>> START Input data
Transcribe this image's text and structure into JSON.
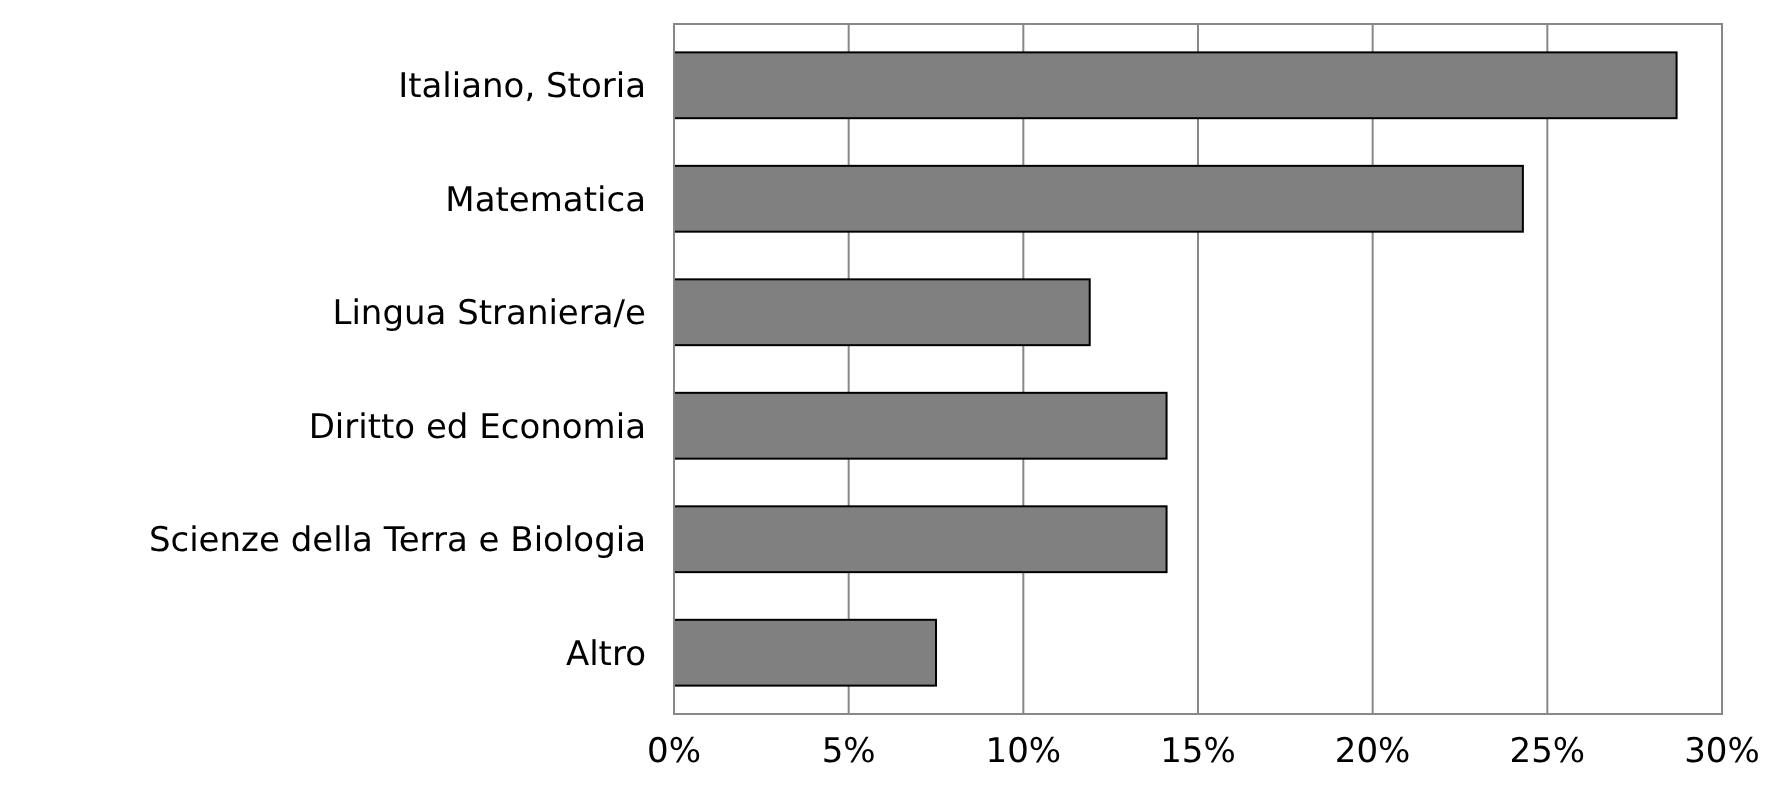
{
  "chart_data": {
    "type": "bar",
    "orientation": "horizontal",
    "categories": [
      "Italiano, Storia",
      "Matematica",
      "Lingua Straniera/e",
      "Diritto ed Economia",
      "Scienze della Terra e Biologia",
      "Altro"
    ],
    "values": [
      28.7,
      24.3,
      11.9,
      14.1,
      14.1,
      7.5
    ],
    "color": "#808080",
    "xlim": [
      0,
      30
    ],
    "xticks": [
      {
        "value": 0,
        "label": "0%"
      },
      {
        "value": 5,
        "label": "5%"
      },
      {
        "value": 10,
        "label": "10%"
      },
      {
        "value": 15,
        "label": "15%"
      },
      {
        "value": 20,
        "label": "20%"
      },
      {
        "value": 25,
        "label": "25%"
      },
      {
        "value": 30,
        "label": "30%"
      }
    ],
    "grid": "x"
  }
}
>> END Input data
=== Written exercise ===
Repeat the records in full, exactly as they appear, without the pictures.

=== Solved problem ===
Transcribe this image's text and structure into JSON.
{
  "chart_data": {
    "type": "bar",
    "orientation": "horizontal",
    "categories": [
      "Italiano, Storia",
      "Matematica",
      "Lingua Straniera/e",
      "Diritto ed Economia",
      "Scienze della Terra e Biologia",
      "Altro"
    ],
    "values": [
      28.7,
      24.3,
      11.9,
      14.1,
      14.1,
      7.5
    ],
    "color": "#808080",
    "xlim": [
      0,
      30
    ],
    "xticks": [
      {
        "value": 0,
        "label": "0%"
      },
      {
        "value": 5,
        "label": "5%"
      },
      {
        "value": 10,
        "label": "10%"
      },
      {
        "value": 15,
        "label": "15%"
      },
      {
        "value": 20,
        "label": "20%"
      },
      {
        "value": 25,
        "label": "25%"
      },
      {
        "value": 30,
        "label": "30%"
      }
    ],
    "grid": "x"
  }
}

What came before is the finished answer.